> **SET PROBLEM 1**: In the OAI-PMH harvester text, what CSV filename does the script use by default?
> **SET PROBLEM 2**: Please resume the OAI-PMH harvester text from its last sentence and carry it on.

> **SELECTED TEXT**:
———

Skip to content

OAI-PMH Harvester

Is a lightweight Python CLI harvester for extracting metadata from OAI-PMH repositories and exporting it into a CSV format suitable for Islandora-style ingest workflows.

The harvester:

  • Connects to an OAI-PMH endpoint
  • Uses ListSets method to discover available collections
  • Prompts the user to choose a set
  • Harvests records using ListIdentifiers and GetRecord
  • Maps harvested metadata into predefined CSV fields
  • Scrapes record pages for image with “Service File” string in filename
  • Automatically populates image-related ingest metadata (custom CB fields)
  • Outputs a CSV file in the current directory

The script uses only Python standard library modules (urllib, xml.etree, csv, etc.) and requires no third-party dependencies. Or VENV...

Requirements

  • Python 3.9+

No additional packages are required.

Author's Note: Calling Python will differ across platforms. Windows uses "python" Mac uses "python3" Linux uses "python"

Installation

Extract the script into your working directory.

Usage

Run the harvester with an OAI-PMH endpoint URL:

python harvester.py "https://myOAIEnabledSite.edu/oaiEndpointHere"

The script will:

  1. Ask for a CSV filename (uses artifacts.csv by default)
  2. Fetch available OAI-PMH sets
  3. Prompt you to select one set
  4. Harvest metadata records
  5. Write a CSV file to the current directory

Workflow

  1. Extract the script to a working directory, or the CollectionBuilder /_data
  2. Delete the existing metadata file
  3. Run harvester.py
  4. Replace the existing or deleted metadata file with the harvester's output
  5. Add metadata manually as needed (3D models, etc.)

Examples

python harvester.py "https://digitalcollections.tricolib.brynmawr.edu/oai/request"

Example session:

Enter CSV file name: artifacts.csv Available sets:

  1. Peace Collection setSpec: peace_collection
  2. Photographs setSpec: photographs Select a set to harvest [1-2]: 2

CSV Output

The harvester generates CSV files with these headers by default:

objectid,parentid,title,field_edtf_date,field_description_long,field_linked_agent,field_physical_form,field_genre,field_extent,field_language,field_subject,field_subjects_name,field_geographic_subject,field_temporal_subject,field_use_reproduction,field_rights_statement,field_collection_guide,field_shelf_locator,field_local_identifier,field_note,field_member_of,type,format,object_comments,group,display_template,object_location,image_small,image_thumb,extension,image_alt_text,notes

Headers are configurable, by modifying values in the CSV_HEADERS variable.

———

[Listings of boxed layout items]

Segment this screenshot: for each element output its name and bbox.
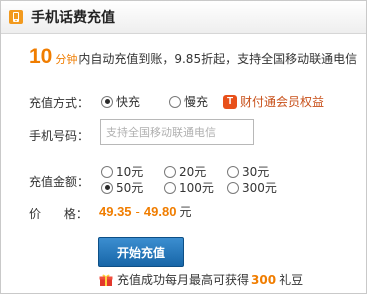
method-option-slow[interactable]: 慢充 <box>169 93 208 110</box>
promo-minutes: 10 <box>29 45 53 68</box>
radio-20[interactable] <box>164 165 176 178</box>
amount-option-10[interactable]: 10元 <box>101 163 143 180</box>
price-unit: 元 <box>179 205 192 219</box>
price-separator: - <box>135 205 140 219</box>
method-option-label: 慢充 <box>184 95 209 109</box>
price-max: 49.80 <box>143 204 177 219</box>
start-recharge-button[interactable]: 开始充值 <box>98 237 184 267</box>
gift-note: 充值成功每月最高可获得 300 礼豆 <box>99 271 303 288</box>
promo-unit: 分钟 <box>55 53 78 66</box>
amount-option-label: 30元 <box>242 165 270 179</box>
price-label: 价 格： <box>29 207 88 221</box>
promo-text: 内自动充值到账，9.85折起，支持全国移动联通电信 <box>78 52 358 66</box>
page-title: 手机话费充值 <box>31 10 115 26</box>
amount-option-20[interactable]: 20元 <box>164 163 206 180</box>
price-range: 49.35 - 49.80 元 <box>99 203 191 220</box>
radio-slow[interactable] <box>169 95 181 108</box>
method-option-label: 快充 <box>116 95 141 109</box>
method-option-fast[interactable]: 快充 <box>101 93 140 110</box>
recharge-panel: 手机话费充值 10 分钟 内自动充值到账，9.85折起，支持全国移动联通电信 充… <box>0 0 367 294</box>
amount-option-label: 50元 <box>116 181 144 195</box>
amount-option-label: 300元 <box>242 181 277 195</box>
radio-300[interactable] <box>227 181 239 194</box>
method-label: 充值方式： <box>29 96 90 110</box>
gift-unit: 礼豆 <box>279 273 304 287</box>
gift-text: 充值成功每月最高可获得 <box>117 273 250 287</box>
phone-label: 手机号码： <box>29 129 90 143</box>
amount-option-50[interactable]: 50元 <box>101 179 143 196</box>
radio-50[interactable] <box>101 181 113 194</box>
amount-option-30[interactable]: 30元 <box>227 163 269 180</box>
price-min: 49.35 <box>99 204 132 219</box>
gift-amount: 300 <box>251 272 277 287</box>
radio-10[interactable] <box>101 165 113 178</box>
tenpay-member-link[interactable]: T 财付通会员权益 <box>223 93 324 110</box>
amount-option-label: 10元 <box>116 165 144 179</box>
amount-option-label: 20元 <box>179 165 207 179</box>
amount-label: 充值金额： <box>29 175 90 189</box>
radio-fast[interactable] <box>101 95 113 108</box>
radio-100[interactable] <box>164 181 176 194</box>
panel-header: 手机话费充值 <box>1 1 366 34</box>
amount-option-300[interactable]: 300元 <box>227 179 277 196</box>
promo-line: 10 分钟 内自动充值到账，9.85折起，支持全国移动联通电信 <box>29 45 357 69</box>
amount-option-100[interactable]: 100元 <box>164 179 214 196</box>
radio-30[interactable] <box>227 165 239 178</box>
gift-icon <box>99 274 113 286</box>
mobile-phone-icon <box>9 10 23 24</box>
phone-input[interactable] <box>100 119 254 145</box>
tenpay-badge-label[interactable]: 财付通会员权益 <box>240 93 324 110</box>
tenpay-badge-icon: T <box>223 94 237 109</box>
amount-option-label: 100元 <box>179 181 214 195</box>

———

> **EXERCISE OUTPUT 1**: artifacts.csv

> **EXERCISE OUTPUT 2**:
Metadata Mapping

The script maps standard OAI/Dublin Core metadata fields into Islandora-style ingest fields.

Example mappings:

OAI/DC Field CSV Column title title description field_description_long date field_edtf_date creator field_linked_agent subject field_subject rights field_rights_statement identifier field_local_identifier language field_language

Image Scraping

For each harvested record, the script:

  1. Extracts the OAI identifier
  2. Converts it into a public node URL
  3. Scrapes the page HTML
  4. Searches for image filenames containing:

Service File

If found, the image URL is automatically inserted into:

image_small image_thumb object_location

The script also auto-fills:

extension = jpg display_template = artifact_image group = artifact type = Image;StillImage

Example OAI Identifier Conversion

Input:

oai:digitalcollections.tricolib.brynmawr.edu:node-525276

Generated scrape URL:

https://digitalcollections.tricolib.brynmawr.edu/node/525276

Supported OAI-PMH Verbs

The harvester uses:

ListSets to discover available sets

ListIdentifiers to fetch identifiers within a set

GetRecord to fetch full metadata records

These are the minimum required methods from the OAI-PMH spec to harvest metadata.

Notes

  • Deleted records are skipped automatically.
  • The harvester respects OAI-PMH resumption tokens.
  • The default metadata format is:

oai_dc

You can change it with:

python harvester.py "https://example.org/oai" --metadata-prefix mods

Troubleshooting

No metadata appears in the CSV

Possible causes:

  • Repository metadata fields do not map to the configured CSV fields
  • Repository does not expose oai_dc
  • XML namespaces differ from expected structure

Try inspecting raw XML manually:

https://example.org/oai?verb=GetRecord&metadataPrefix=oai_dc&identifier=RECORD_ID

No image URLs appear

Possible causes:

  • No “Service File” image exists. NOTE: The script will only grab files that contain the substring "Service File"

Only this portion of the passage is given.